Quote the lines of the items from the line containing "text-line: тия страны, разработке" to the line containing "footnote-separator (104, 1082, 402, 1083)", exactly as they stand.

(Records showing where elements appear)
┄┄┄┄┄┄┄┄┄┄

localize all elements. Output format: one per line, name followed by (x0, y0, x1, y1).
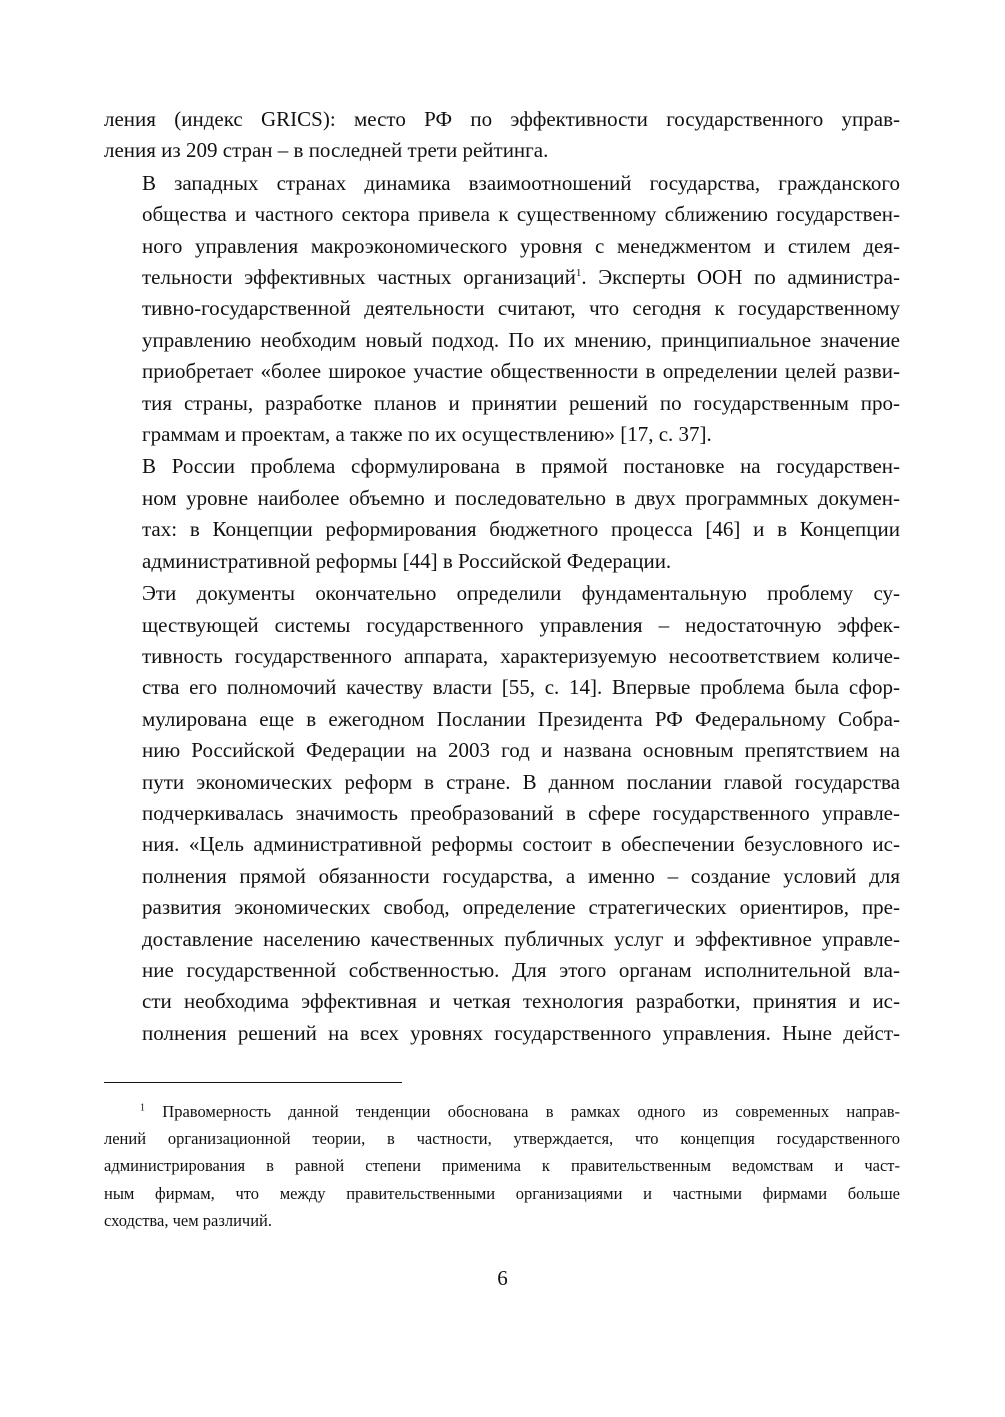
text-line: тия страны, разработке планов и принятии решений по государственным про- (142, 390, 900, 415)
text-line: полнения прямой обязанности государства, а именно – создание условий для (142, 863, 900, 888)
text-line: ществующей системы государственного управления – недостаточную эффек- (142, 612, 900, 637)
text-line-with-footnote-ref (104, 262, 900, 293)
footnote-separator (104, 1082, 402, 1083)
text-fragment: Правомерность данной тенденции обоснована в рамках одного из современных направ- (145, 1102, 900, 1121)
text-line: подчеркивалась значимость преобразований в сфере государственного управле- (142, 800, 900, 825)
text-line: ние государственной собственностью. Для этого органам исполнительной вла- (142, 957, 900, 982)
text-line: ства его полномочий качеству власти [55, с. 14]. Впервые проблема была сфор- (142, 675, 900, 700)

┄┄┄┄┄┄┄┄┄┄

▶ [Exercise output]
text-line: тия страны, разработке планов и принятии решений по государственным про- (142, 390, 900, 415)
text-line: полнения прямой обязанности государства, а именно – создание условий для (142, 863, 900, 888)
text-line: ществующей системы государственного управления – недостаточную эффек- (142, 612, 900, 637)
text-line-with-footnote-ref (104, 262, 900, 293)
footnote-separator (104, 1082, 402, 1083)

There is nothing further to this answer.